* DATA FOR PROCESSING
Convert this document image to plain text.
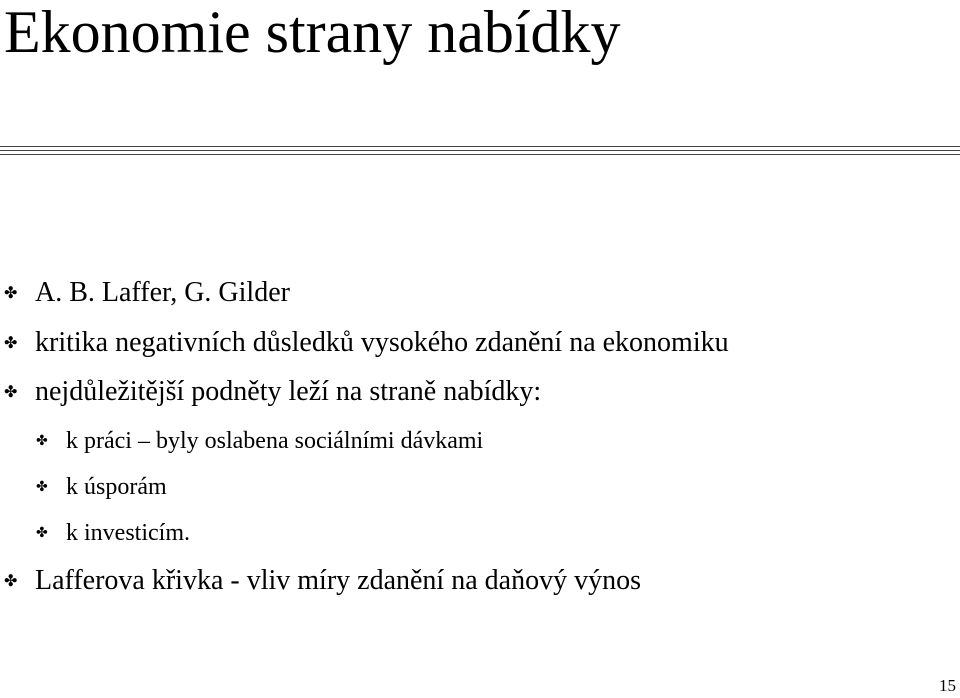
Ekonomie strany nabídky
✤ A. B. Laffer, G. Gilder
✤ kritika negativních důsledků vysokého zdanění na ekonomiku
✤ nejdůležitější podněty leží na straně nabídky:
✤ k práci – byly oslabena sociálními dávkami
✤ k úsporám
✤ k investicím.
✤ Lafferova křivka - vliv míry zdanění na daňový výnos
15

* CHALLENGE
All the records need to be repeated exactly, with the images dropped.

* RESULT
Convert this document image to plain text.
Ekonomie strany nabídky
✤ A. B. Laffer, G. Gilder
✤ kritika negativních důsledků vysokého zdanění na ekonomiku
✤ nejdůležitější podněty leží na straně nabídky:
✤ k práci – byly oslabena sociálními dávkami
✤ k úsporám
✤ k investicím.
✤ Lafferova křivka - vliv míry zdanění na daňový výnos
15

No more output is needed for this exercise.